RECORDS FOR PROCESSING:
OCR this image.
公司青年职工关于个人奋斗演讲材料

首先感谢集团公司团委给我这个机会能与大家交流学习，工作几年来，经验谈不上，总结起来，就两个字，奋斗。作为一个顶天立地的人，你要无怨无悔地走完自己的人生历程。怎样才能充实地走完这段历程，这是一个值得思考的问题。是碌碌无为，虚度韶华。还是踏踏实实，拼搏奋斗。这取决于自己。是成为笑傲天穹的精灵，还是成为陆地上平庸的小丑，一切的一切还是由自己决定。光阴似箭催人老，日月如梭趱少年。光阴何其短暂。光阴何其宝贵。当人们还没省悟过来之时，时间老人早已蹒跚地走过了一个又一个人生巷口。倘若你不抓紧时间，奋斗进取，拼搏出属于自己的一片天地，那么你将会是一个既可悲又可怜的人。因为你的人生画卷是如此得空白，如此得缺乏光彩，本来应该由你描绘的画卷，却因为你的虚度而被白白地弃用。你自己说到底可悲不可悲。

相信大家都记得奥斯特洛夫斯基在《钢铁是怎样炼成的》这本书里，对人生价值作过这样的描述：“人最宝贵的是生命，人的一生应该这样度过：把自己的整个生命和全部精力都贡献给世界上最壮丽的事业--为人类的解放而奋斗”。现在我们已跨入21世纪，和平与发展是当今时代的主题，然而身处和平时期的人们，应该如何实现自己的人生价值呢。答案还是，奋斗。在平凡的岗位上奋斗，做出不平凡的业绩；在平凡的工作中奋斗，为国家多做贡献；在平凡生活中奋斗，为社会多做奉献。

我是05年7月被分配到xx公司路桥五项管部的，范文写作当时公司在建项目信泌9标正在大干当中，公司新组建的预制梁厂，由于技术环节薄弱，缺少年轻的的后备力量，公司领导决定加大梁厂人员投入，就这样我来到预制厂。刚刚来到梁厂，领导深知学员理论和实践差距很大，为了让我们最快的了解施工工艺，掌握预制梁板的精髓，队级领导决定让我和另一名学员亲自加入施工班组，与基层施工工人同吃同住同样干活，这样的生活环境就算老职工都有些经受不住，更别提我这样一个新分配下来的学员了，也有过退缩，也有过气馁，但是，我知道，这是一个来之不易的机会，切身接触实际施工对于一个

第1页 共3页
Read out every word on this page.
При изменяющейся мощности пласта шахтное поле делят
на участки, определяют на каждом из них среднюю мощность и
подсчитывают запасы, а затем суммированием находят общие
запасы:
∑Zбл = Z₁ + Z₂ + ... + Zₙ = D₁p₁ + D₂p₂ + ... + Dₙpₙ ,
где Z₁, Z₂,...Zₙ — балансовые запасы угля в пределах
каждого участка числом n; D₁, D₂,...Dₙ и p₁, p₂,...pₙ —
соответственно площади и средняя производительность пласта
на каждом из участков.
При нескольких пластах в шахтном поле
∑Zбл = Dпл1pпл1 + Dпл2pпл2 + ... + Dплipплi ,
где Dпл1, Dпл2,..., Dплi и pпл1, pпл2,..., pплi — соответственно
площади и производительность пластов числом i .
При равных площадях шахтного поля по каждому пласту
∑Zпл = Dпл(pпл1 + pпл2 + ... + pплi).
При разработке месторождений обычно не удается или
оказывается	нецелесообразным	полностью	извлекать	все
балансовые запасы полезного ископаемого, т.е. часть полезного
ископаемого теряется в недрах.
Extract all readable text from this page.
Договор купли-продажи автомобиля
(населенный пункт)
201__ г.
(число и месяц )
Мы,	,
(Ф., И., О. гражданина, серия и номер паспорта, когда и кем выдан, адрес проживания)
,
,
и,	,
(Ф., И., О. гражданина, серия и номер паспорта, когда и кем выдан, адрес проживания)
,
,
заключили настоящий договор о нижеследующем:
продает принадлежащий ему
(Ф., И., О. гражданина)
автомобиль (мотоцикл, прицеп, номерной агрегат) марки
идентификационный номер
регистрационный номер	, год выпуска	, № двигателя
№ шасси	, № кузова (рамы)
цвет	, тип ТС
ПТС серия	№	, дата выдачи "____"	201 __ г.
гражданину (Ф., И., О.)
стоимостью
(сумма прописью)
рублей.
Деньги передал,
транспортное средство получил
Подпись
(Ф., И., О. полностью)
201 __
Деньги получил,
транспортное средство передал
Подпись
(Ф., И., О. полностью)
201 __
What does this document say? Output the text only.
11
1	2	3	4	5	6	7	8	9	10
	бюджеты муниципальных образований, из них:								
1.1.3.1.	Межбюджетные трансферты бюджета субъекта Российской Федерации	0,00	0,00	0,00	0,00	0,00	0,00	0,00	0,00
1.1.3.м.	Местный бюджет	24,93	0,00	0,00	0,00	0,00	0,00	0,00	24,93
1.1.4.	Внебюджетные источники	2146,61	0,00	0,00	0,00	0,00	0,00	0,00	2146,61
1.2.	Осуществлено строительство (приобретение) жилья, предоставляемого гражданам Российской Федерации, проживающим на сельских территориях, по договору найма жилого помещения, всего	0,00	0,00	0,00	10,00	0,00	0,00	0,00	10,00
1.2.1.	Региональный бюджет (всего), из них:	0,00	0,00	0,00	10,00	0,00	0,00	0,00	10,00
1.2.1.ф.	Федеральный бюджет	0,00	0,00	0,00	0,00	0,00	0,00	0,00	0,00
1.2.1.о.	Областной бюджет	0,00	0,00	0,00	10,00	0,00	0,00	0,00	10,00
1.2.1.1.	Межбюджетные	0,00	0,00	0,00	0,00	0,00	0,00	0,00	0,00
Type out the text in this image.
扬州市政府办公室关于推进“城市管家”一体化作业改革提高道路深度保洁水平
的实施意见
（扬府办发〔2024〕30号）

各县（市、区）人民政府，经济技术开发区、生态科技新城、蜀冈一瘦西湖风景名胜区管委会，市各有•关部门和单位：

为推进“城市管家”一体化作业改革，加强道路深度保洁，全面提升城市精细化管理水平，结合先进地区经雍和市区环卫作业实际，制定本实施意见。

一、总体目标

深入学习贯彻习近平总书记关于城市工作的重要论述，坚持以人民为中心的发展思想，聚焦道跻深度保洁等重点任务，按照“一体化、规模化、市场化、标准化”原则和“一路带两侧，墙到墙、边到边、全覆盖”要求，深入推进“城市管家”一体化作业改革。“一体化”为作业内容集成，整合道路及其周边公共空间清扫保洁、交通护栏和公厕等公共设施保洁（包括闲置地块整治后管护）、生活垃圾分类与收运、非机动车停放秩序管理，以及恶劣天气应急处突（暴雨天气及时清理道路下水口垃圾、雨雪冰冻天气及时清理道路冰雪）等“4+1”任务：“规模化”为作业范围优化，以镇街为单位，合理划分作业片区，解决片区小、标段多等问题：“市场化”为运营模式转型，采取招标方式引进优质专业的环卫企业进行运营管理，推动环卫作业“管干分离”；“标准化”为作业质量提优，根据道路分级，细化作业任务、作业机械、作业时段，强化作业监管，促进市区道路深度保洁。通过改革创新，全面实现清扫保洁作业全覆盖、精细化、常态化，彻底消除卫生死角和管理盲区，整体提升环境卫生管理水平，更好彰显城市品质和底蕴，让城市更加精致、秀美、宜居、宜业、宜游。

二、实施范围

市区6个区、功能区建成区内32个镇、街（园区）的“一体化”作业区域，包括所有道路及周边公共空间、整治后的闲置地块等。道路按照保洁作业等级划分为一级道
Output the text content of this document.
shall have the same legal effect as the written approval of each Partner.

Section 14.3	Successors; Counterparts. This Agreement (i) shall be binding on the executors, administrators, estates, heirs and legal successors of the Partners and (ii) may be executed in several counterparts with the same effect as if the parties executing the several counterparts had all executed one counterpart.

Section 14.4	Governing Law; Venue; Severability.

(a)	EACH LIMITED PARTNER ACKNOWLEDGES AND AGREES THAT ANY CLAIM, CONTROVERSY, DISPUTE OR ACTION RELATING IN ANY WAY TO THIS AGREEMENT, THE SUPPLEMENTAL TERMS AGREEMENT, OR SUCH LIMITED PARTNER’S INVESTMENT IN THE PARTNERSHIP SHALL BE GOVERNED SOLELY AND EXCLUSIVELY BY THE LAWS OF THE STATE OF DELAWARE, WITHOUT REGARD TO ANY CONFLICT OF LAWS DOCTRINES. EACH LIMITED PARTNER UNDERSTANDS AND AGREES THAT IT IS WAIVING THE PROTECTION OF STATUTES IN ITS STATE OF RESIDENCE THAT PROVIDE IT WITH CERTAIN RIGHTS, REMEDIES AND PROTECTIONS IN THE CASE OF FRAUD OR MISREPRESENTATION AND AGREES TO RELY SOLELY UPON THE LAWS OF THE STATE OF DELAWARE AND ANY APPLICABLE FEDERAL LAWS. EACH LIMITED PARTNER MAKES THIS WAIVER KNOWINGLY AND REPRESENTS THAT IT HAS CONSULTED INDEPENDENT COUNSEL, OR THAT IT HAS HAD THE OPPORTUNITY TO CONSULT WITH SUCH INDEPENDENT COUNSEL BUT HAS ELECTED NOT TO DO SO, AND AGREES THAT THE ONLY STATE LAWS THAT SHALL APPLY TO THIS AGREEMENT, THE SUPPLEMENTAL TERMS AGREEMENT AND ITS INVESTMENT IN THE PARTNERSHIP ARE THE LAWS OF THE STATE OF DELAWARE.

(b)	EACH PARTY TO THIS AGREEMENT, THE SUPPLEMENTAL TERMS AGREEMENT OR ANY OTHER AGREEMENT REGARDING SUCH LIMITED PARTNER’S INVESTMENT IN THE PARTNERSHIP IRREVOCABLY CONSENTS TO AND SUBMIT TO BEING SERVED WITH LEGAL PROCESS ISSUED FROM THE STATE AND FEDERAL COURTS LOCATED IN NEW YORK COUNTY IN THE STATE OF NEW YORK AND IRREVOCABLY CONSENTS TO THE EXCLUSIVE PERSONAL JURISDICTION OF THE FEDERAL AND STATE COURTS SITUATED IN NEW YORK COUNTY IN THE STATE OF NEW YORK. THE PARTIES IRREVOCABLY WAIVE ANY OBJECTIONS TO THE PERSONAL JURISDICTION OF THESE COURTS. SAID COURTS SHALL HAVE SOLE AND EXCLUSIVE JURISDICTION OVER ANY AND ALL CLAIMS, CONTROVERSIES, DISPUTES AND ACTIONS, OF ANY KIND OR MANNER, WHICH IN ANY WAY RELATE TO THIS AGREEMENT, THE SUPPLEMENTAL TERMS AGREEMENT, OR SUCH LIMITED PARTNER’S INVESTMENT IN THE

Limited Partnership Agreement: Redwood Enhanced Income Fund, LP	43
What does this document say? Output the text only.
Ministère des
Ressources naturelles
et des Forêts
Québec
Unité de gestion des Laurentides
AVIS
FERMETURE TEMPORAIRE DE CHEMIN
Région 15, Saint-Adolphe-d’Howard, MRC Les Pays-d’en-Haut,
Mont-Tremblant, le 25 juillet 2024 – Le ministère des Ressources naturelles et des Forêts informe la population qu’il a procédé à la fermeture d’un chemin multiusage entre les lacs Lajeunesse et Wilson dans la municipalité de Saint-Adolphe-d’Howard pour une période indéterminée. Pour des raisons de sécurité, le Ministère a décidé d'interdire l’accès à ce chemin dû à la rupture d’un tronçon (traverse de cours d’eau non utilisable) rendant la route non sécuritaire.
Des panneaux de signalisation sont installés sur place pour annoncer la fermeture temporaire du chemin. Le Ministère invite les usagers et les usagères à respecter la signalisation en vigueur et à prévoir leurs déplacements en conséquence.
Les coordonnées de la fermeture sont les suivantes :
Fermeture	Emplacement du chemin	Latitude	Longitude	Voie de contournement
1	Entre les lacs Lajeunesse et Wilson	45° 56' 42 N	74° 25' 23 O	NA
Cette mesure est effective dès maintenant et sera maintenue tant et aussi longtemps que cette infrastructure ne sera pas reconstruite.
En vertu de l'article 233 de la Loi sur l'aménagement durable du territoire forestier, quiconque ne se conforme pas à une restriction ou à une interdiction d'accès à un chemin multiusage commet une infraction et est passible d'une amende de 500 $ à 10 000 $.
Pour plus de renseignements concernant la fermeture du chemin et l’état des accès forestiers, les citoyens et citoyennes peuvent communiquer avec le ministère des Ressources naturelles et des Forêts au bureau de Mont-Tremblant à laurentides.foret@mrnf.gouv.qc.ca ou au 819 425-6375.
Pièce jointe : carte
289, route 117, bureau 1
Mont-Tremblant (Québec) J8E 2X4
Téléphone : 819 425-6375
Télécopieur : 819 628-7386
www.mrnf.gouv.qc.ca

DIRECTIONS:
Work out how many lines of the listing above include the word "image". Report only the number.

WORKED ANSWER:
2